**Given problem**
Retype each record shown below, leaving every character as it is.

(Extracted records)
'''

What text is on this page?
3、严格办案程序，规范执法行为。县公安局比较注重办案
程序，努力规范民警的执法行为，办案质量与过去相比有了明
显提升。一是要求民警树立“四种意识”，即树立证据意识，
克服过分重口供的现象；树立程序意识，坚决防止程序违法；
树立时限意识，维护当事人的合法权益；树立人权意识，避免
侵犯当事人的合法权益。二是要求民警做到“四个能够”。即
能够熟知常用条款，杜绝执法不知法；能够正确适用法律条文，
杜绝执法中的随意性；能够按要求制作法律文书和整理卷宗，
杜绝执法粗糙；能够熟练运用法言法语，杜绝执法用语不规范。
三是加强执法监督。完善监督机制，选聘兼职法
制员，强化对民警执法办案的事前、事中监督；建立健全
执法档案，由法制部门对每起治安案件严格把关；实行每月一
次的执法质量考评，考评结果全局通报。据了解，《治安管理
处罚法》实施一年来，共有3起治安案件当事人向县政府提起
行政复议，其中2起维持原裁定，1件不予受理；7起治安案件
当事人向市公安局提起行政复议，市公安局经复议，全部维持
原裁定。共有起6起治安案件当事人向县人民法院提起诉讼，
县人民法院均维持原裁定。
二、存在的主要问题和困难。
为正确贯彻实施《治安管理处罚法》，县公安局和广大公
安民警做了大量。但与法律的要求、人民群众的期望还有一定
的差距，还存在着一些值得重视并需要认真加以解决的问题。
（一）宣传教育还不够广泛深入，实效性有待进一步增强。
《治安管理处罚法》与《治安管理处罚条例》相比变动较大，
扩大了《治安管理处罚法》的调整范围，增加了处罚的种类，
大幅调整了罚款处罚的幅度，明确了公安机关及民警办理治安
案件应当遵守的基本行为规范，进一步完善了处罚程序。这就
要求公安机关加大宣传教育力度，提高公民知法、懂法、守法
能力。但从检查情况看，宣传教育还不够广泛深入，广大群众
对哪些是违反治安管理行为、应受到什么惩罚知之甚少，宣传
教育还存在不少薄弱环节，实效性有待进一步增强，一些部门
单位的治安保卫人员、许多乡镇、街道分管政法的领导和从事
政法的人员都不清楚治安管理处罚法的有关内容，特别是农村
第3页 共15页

'''

**Result of this task**
What text is on this page?
3、严格办案程序，规范执法行为。县公安局比较注重办案
程序，努力规范民警的执法行为，办案质量与过去相比有了明
显提升。一是要求民警树立“四种意识”，即树立证据意识，
克服过分重口供的现象；树立程序意识，坚决防止程序违法；
树立时限意识，维护当事人的合法权益；树立人权意识，避免
侵犯当事人的合法权益。二是要求民警做到“四个能够”。即
能够熟知常用条款，杜绝执法不知法；能够正确适用法律条文，
杜绝执法中的随意性；能够按要求制作法律文书和整理卷宗，
杜绝执法粗糙；能够熟练运用法言法语，杜绝执法用语不规范。
三是加强执法监督。完善监督机制，选聘兼职法
制员，强化对民警执法办案的事前、事中监督；建立健全
执法档案，由法制部门对每起治安案件严格把关；实行每月一
次的执法质量考评，考评结果全局通报。据了解，《治安管理
处罚法》实施一年来，共有3起治安案件当事人向县政府提起
行政复议，其中2起维持原裁定，1件不予受理；7起治安案件
当事人向市公安局提起行政复议，市公安局经复议，全部维持
原裁定。共有起6起治安案件当事人向县人民法院提起诉讼，
县人民法院均维持原裁定。
二、存在的主要问题和困难。
为正确贯彻实施《治安管理处罚法》，县公安局和广大公
安民警做了大量。但与法律的要求、人民群众的期望还有一定
的差距，还存在着一些值得重视并需要认真加以解决的问题。
（一）宣传教育还不够广泛深入，实效性有待进一步增强。
《治安管理处罚法》与《治安管理处罚条例》相比变动较大，
扩大了《治安管理处罚法》的调整范围，增加了处罚的种类，
大幅调整了罚款处罚的幅度，明确了公安机关及民警办理治安
案件应当遵守的基本行为规范，进一步完善了处罚程序。这就
要求公安机关加大宣传教育力度，提高公民知法、懂法、守法
能力。但从检查情况看，宣传教育还不够广泛深入，广大群众
对哪些是违反治安管理行为、应受到什么惩罚知之甚少，宣传
教育还存在不少薄弱环节，实效性有待进一步增强，一些部门
单位的治安保卫人员、许多乡镇、街道分管政法的领导和从事
政法的人员都不清楚治安管理处罚法的有关内容，特别是农村
第3页 共15页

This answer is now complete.